_Task statement_: Pull each line holding "合同数量" out of the entries below.
— START Material for this task —
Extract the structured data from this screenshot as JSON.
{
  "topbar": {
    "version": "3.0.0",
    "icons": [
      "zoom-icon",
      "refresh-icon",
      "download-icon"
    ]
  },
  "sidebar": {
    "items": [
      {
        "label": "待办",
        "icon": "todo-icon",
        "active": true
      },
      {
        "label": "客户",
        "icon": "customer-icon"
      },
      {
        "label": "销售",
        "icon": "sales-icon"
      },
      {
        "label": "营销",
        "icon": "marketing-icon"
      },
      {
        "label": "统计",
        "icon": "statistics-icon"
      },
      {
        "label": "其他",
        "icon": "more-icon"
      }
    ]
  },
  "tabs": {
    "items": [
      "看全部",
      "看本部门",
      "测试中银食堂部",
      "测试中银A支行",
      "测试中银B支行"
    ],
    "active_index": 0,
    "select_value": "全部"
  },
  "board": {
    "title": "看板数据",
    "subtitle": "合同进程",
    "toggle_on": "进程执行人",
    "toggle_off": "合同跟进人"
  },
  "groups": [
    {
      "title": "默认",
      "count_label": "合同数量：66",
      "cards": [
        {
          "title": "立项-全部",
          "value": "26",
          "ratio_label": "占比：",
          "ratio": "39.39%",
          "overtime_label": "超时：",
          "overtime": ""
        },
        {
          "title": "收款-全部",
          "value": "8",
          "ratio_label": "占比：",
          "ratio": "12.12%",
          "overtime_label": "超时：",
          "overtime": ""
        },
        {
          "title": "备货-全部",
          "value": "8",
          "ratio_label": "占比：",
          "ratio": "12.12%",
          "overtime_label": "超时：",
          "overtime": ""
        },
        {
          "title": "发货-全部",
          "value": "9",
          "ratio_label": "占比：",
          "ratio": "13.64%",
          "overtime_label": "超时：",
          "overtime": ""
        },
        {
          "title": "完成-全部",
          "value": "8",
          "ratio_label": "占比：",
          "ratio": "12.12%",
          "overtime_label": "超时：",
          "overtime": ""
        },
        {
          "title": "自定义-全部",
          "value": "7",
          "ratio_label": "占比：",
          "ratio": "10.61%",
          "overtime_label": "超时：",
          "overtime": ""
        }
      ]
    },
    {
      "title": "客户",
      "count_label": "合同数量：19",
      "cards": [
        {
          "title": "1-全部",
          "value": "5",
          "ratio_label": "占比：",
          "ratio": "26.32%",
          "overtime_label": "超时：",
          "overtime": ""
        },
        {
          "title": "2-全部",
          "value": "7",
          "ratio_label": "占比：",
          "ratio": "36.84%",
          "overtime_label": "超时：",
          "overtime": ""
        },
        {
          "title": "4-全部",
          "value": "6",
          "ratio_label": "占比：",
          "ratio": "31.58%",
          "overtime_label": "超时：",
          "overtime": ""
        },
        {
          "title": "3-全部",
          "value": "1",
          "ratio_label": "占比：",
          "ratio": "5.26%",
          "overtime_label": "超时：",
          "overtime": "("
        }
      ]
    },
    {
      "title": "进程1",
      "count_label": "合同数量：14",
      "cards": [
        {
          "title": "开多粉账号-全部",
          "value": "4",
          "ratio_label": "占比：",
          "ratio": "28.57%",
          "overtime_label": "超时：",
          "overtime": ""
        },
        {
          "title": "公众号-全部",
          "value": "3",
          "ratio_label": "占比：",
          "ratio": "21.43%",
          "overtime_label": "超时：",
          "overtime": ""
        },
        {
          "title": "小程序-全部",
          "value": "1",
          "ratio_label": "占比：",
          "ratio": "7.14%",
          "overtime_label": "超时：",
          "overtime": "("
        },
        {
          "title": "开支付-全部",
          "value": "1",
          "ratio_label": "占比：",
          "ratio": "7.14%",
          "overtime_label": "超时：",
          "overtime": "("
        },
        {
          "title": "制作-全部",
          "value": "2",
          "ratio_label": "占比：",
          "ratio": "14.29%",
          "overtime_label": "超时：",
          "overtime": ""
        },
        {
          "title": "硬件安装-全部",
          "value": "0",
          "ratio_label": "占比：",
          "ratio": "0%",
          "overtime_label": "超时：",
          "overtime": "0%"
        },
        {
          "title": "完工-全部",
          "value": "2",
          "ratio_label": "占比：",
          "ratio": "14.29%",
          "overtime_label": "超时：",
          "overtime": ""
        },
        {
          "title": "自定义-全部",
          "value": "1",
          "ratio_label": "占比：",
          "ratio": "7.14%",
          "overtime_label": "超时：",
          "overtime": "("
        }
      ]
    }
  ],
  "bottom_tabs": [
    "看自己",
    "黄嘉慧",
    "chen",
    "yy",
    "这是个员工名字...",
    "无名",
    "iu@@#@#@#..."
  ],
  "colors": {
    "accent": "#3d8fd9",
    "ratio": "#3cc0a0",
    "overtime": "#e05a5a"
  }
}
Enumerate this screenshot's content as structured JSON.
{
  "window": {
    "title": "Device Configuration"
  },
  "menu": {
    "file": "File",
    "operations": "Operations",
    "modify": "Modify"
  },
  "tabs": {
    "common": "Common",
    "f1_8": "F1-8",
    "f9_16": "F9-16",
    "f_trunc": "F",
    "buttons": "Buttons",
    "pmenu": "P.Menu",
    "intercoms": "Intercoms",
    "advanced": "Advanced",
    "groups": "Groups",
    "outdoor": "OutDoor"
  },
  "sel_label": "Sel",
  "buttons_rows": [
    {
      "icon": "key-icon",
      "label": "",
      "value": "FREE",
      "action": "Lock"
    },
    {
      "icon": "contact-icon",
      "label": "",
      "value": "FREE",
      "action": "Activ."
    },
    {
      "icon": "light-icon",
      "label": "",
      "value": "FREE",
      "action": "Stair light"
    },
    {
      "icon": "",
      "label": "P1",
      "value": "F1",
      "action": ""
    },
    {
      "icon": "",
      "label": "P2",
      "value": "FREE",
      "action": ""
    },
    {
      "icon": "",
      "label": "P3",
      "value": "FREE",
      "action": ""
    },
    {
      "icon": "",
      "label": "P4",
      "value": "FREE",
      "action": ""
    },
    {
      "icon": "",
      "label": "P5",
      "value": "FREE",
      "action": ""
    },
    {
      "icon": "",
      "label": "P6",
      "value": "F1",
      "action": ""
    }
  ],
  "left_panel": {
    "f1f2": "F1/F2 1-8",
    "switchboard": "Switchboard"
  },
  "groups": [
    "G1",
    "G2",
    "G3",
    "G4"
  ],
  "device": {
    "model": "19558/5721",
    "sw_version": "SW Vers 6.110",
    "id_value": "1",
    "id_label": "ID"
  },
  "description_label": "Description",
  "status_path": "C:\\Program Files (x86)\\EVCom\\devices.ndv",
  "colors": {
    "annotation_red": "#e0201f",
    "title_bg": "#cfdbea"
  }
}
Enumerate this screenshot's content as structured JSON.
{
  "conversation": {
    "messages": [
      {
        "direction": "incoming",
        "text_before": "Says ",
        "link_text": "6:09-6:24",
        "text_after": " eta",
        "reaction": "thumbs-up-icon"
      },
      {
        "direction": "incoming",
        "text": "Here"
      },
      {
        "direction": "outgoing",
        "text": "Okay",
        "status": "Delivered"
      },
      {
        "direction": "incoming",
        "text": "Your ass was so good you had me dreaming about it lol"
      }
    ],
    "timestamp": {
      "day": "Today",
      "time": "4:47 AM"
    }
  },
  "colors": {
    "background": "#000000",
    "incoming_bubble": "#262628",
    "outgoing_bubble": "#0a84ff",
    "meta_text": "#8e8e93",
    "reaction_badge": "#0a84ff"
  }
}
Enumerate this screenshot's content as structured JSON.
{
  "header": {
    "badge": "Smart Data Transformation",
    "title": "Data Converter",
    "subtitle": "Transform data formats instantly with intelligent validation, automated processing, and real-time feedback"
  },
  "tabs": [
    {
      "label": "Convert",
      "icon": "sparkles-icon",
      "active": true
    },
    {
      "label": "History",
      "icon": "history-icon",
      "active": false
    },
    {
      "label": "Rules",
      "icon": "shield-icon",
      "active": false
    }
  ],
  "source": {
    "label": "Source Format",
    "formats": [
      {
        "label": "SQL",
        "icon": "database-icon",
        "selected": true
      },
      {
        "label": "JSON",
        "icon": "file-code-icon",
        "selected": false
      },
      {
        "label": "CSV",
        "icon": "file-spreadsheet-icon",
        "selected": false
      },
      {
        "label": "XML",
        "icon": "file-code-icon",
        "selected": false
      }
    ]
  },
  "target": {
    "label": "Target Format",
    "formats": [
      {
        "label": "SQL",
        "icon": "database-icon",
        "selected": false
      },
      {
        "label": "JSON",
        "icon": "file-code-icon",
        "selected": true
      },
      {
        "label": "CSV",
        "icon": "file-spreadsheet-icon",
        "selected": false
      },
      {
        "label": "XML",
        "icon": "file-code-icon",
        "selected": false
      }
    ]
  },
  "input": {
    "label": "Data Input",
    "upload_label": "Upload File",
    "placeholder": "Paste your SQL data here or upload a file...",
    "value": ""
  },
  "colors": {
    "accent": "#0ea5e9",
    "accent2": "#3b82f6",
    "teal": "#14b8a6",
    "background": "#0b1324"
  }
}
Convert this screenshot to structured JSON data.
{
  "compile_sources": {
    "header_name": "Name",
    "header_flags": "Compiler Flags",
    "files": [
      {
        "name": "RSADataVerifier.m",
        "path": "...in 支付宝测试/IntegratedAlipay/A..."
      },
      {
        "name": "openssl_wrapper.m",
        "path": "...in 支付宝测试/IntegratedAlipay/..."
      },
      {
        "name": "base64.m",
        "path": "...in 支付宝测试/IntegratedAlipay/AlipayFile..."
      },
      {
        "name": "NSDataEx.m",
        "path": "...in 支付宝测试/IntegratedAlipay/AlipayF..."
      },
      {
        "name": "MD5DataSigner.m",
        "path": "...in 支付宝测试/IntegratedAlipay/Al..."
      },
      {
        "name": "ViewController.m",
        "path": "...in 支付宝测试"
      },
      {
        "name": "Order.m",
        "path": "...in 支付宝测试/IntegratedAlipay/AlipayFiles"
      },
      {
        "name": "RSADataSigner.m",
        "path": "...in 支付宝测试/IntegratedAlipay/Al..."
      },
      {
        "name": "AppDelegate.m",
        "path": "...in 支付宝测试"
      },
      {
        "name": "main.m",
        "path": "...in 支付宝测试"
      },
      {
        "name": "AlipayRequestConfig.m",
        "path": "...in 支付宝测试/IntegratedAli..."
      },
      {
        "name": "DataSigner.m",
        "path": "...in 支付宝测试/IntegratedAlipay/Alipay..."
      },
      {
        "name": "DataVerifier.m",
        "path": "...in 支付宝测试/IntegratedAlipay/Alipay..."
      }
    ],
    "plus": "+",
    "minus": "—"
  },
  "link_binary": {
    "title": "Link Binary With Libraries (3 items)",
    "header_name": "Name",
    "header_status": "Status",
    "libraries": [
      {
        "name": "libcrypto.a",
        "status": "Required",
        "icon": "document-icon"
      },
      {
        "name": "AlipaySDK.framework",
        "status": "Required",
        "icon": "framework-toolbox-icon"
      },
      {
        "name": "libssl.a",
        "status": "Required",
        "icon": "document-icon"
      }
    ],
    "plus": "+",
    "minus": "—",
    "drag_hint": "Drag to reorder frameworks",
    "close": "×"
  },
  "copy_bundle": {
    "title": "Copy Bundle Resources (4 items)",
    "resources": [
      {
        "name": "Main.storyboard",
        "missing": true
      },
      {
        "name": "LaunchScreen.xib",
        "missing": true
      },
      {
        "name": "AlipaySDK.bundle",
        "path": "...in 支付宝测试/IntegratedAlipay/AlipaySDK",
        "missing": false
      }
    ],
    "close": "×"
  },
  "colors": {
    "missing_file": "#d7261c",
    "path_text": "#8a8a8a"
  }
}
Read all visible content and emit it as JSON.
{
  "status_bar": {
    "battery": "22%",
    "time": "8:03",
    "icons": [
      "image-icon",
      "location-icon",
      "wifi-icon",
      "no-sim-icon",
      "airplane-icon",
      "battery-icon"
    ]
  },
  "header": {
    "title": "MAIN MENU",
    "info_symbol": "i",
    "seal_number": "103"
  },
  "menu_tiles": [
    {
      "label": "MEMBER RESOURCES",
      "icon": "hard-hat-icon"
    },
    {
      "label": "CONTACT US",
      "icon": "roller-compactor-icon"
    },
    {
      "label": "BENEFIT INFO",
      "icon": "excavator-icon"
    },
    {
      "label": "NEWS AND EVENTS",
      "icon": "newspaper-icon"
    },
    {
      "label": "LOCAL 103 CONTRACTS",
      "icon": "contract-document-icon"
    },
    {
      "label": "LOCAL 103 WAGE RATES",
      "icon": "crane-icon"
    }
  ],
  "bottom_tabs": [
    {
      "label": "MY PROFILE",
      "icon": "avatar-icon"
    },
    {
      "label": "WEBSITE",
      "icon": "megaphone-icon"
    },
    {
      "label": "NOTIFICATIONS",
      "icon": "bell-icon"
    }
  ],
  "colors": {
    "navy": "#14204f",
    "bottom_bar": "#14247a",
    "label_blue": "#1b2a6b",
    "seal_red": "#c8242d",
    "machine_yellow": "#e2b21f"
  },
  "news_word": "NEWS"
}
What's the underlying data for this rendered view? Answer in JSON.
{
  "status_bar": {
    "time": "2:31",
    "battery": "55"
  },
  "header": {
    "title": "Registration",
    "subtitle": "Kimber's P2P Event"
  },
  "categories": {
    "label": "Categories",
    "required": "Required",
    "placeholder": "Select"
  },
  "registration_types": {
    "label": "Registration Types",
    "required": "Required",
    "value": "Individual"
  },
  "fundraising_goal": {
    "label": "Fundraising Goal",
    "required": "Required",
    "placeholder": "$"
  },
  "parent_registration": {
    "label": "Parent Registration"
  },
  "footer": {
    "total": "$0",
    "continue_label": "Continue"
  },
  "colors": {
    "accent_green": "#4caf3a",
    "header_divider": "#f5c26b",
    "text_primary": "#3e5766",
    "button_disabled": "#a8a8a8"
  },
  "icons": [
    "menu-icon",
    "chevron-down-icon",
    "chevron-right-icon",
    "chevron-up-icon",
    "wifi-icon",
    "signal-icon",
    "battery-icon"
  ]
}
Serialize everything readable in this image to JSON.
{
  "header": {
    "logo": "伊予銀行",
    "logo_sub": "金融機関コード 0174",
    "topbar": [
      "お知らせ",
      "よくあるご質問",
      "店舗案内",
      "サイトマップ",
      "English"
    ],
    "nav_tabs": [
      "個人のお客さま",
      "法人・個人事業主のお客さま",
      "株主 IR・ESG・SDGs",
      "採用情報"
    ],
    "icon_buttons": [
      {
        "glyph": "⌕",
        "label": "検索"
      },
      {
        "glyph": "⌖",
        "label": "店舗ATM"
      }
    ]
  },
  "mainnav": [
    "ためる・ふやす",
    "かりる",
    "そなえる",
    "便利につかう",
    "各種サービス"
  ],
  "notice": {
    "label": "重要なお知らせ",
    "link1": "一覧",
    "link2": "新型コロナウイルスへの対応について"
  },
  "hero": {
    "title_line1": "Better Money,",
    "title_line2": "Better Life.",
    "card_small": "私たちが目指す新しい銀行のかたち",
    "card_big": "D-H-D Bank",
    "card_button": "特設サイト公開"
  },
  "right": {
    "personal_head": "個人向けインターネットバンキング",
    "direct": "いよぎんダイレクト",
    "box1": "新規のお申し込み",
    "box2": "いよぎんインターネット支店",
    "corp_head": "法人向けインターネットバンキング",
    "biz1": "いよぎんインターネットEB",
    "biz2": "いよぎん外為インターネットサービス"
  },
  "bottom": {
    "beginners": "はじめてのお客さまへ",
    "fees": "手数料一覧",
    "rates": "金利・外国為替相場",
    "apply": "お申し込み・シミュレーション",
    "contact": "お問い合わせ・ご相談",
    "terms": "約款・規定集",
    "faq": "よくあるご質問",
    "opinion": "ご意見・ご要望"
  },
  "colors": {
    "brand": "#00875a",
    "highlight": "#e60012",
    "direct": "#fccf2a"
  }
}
— END Material for this task —
_The answer_:
      "count_label": "合同数量：66",
      "count_label": "合同数量：19",
      "count_label": "合同数量：14",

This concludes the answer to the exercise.